[Data records]
#####
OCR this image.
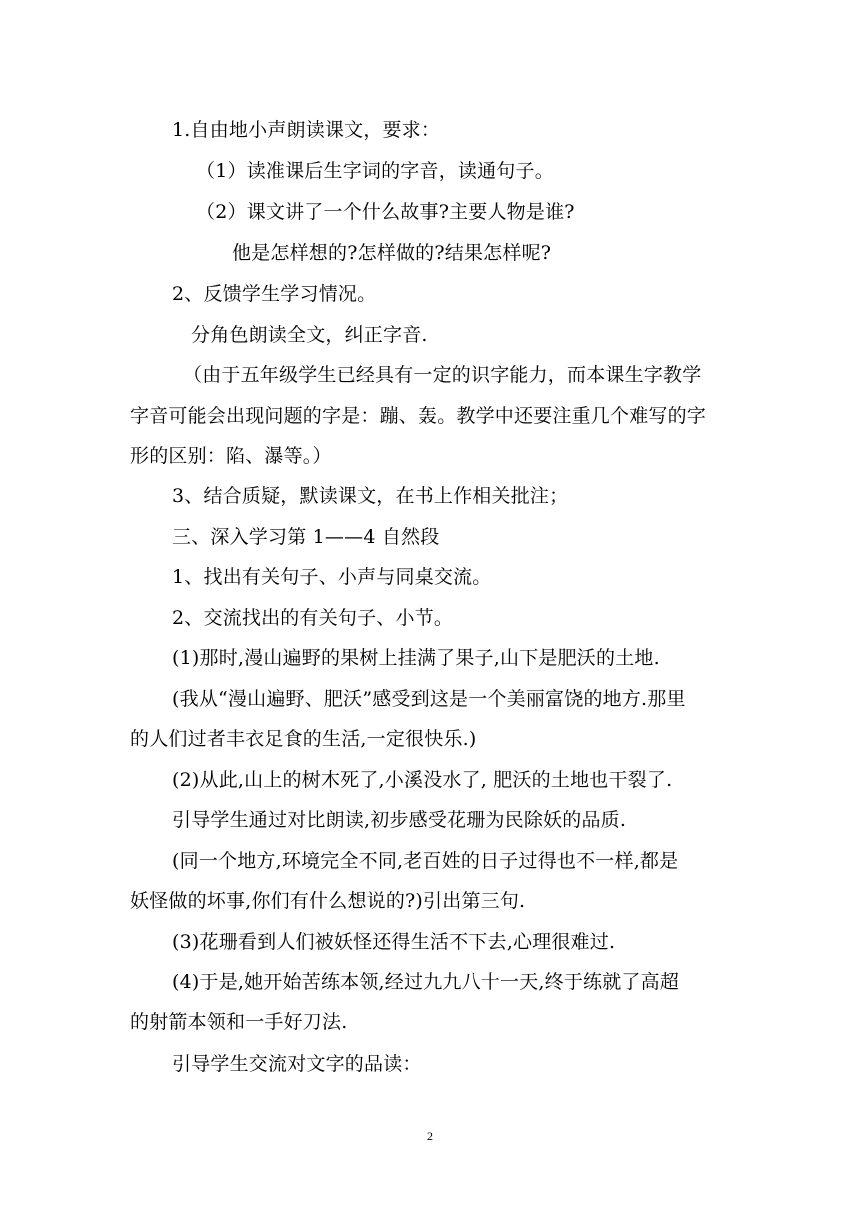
1.自由地小声朗读课文，要求：
（1）读准课后生字词的字音，读通句子。
（2）课文讲了一个什么故事?主要人物是谁?
他是怎样想的?怎样做的?结果怎样呢?
2、反馈学生学习情况。
分角色朗读全文，纠正字音.
（由于五年级学生已经具有一定的识字能力，而本课生字教学
字音可能会出现问题的字是：蹦、轰。教学中还要注重几个难写的字
形的区别：陷、瀑等。）
3、结合质疑，默读课文，在书上作相关批注；
三、深入学习第 1——4 自然段
1、找出有关句子、小声与同桌交流。
2、交流找出的有关句子、小节。
(1)那时,漫山遍野的果树上挂满了果子,山下是肥沃的土地.
(我从“漫山遍野、肥沃”感受到这是一个美丽富饶的地方.那里
的人们过者丰衣足食的生活,一定很快乐.)
(2)从此,山上的树木死了,小溪没水了, 肥沃的土地也干裂了.
引导学生通过对比朗读,初步感受花珊为民除妖的品质.
(同一个地方,环境完全不同,老百姓的日子过得也不一样,都是
妖怪做的坏事,你们有什么想说的?)引出第三句.
(3)花珊看到人们被妖怪还得生活不下去,心理很难过.
(4)于是,她开始苦练本领,经过九九八十一天,终于练就了高超
的射箭本领和一手好刀法.
引导学生交流对文字的品读：
2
#####
» Short task:
Your copy should hold every record word for word and none of the pictures.

» Worked solution:
OCR this image.
1.自由地小声朗读课文，要求：
（1）读准课后生字词的字音，读通句子。
（2）课文讲了一个什么故事?主要人物是谁?
他是怎样想的?怎样做的?结果怎样呢?
2、反馈学生学习情况。
分角色朗读全文，纠正字音.
（由于五年级学生已经具有一定的识字能力，而本课生字教学
字音可能会出现问题的字是：蹦、轰。教学中还要注重几个难写的字
形的区别：陷、瀑等。）
3、结合质疑，默读课文，在书上作相关批注；
三、深入学习第 1——4 自然段
1、找出有关句子、小声与同桌交流。
2、交流找出的有关句子、小节。
(1)那时,漫山遍野的果树上挂满了果子,山下是肥沃的土地.
(我从“漫山遍野、肥沃”感受到这是一个美丽富饶的地方.那里
的人们过者丰衣足食的生活,一定很快乐.)
(2)从此,山上的树木死了,小溪没水了, 肥沃的土地也干裂了.
引导学生通过对比朗读,初步感受花珊为民除妖的品质.
(同一个地方,环境完全不同,老百姓的日子过得也不一样,都是
妖怪做的坏事,你们有什么想说的?)引出第三句.
(3)花珊看到人们被妖怪还得生活不下去,心理很难过.
(4)于是,她开始苦练本领,经过九九八十一天,终于练就了高超
的射箭本领和一手好刀法.
引导学生交流对文字的品读：
2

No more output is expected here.